MATERIAL TO PROCESS>

(begin)

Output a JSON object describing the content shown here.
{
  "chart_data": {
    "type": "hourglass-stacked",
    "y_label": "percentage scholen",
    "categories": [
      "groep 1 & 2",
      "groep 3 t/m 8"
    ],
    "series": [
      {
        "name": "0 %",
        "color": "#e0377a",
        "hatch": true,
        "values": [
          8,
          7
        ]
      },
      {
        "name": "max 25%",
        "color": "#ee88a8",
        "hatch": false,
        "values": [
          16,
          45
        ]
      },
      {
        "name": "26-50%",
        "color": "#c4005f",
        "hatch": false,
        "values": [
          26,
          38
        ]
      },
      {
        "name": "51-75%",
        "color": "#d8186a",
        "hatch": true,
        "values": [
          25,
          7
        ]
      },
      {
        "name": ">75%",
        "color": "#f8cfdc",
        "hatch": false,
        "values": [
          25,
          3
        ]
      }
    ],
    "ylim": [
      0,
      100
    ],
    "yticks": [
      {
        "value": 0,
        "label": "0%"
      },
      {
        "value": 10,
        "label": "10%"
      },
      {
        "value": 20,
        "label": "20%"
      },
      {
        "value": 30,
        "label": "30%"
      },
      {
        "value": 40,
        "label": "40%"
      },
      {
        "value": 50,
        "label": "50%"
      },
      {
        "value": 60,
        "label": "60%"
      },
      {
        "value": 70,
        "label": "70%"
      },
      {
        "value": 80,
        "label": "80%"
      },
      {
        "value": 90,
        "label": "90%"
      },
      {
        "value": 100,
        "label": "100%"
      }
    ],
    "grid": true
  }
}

(end)

EXERCISE TASK> Print out every entry, keeping each one exact.

SOLUTION>
Output a JSON object describing the content shown here.
{
  "chart_data": {
    "type": "hourglass-stacked",
    "y_label": "percentage scholen",
    "categories": [
      "groep 1 & 2",
      "groep 3 t/m 8"
    ],
    "series": [
      {
        "name": "0 %",
        "color": "#e0377a",
        "hatch": true,
        "values": [
          8,
          7
        ]
      },
      {
        "name": "max 25%",
        "color": "#ee88a8",
        "hatch": false,
        "values": [
          16,
          45
        ]
      },
      {
        "name": "26-50%",
        "color": "#c4005f",
        "hatch": false,
        "values": [
          26,
          38
        ]
      },
      {
        "name": "51-75%",
        "color": "#d8186a",
        "hatch": true,
        "values": [
          25,
          7
        ]
      },
      {
        "name": ">75%",
        "color": "#f8cfdc",
        "hatch": false,
        "values": [
          25,
          3
        ]
      }
    ],
    "ylim": [
      0,
      100
    ],
    "yticks": [
      {
        "value": 0,
        "label": "0%"
      },
      {
        "value": 10,
        "label": "10%"
      },
      {
        "value": 20,
        "label": "20%"
      },
      {
        "value": 30,
        "label": "30%"
      },
      {
        "value": 40,
        "label": "40%"
      },
      {
        "value": 50,
        "label": "50%"
      },
      {
        "value": 60,
        "label": "60%"
      },
      {
        "value": 70,
        "label": "70%"
      },
      {
        "value": 80,
        "label": "80%"
      },
      {
        "value": 90,
        "label": "90%"
      },
      {
        "value": 100,
        "label": "100%"
      }
    ],
    "grid": true
  }
}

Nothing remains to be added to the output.